*記事の抜粋:*
========================================================================

ニューヨークのブルームバーグ社を訪問中のテメル大統領(中央、Beto Barata/PR)

ニューヨークのブルームバーグ社を訪問中のテメル大統領(中央、Beto Barata/PR)

 労働雇用省が16日、雇用主からの情報を基に作成された社会情報の年次報告(Rais)によると、2015年末現在の正規雇用者は前年末比で150万人減少したと発表したと17日付伯字紙が報じた。
 正規雇用者の数が減少したのは、1992年以降、初めてだ。しかも、150万人の減少は、1985年に統計を始めて以来、最悪だ。過去の雇用喪失は、コーロル政権下で貯蓄預金凍結やハイパーインフレに苦しんだ1990年(130万人)と91年(18万8千人)、92年(73万8千人)の3回しか起きておらず、今回の景気後退(リセッション)がいかに深刻で長期化しているかが垣間見られる。

========================================================================

*行の抜粋:*
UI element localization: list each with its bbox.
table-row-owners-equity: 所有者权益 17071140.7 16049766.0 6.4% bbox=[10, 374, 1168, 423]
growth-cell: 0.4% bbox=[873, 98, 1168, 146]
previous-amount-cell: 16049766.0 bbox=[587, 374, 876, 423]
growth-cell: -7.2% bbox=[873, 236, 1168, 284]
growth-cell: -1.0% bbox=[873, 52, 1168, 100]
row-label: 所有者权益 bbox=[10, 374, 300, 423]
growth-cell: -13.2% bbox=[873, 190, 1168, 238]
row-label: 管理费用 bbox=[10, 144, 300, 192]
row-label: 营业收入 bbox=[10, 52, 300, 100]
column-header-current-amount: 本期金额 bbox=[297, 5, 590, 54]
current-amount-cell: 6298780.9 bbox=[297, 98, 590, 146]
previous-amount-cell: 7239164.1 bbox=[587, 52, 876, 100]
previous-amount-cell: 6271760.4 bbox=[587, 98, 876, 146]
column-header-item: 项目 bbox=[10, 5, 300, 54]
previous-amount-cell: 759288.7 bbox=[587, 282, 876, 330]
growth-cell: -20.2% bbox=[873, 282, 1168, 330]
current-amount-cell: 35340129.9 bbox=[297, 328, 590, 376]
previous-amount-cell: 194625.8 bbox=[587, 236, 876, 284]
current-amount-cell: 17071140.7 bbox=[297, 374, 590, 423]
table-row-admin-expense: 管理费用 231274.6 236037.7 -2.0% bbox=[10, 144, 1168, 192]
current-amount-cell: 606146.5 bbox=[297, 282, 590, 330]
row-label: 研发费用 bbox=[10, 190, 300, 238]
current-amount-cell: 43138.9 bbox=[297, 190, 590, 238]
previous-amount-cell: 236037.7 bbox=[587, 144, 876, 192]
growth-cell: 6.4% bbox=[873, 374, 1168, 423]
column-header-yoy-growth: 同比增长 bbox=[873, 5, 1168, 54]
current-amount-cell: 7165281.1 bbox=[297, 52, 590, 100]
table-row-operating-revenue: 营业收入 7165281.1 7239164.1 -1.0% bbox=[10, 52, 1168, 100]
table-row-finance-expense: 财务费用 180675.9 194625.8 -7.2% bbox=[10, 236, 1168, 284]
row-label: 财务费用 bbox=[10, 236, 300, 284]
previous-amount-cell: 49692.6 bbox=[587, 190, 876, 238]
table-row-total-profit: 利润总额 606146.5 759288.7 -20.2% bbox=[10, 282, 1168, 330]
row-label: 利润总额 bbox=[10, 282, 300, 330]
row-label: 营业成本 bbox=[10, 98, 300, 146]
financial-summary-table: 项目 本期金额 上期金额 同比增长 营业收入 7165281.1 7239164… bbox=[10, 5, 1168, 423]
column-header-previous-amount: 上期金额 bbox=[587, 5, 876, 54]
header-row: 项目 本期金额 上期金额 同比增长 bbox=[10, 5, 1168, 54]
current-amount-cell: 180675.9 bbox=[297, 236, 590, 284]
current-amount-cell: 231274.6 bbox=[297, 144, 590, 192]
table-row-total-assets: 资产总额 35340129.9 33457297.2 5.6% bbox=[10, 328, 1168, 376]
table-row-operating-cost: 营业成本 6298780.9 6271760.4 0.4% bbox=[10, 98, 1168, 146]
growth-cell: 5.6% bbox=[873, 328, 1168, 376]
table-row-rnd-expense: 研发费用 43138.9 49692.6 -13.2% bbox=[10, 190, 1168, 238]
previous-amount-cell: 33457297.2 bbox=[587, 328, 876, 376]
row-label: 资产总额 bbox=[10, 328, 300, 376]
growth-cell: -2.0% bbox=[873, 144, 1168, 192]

========================================================================

*問題文:*
ブラジルの正規雇用の減少を伝える記事を、最後の文に続けて書き進めなさい。 行はこの作業には一切関係しません。

*解答欄:*
 雇用喪失の内訳は、民間部門が136万4千人で、公務員や公共サービス部門が13万5700人となっている。
 また、州別に見ると、ピアウイとアクレ、ロライマは各々、0・67%と2・14%、2・38%の雇用増を見たが、これら3州での雇用増は8千人分に過ぎない。また、南東伯では90万300人、北東伯では23万3600人、南伯では21万7200人の雇用喪失が起きた。
 職種別に見ると、農業関連の部門だけは1・41%雇用が増えたが、それ以外の部門では軒並み減少した。雇用喪失が目立ったのは、建設業の14%や製造加工業の7・4%、商業の2%だ。
 年齢別に見ると、雇用喪失者150万人の内、110万人は18~24歳の若者だった。この年齢層では14年も、24万5400人分の雇用が減っている。その一方、高度な技術や知識、経験を持つ高齢者の雇用は増えた。
 裏返して言えば、技術や知識、経験に欠け、生産性が低い若者は、解雇時に必要な経費も少なくてすむため、容易に解雇される事にもなる。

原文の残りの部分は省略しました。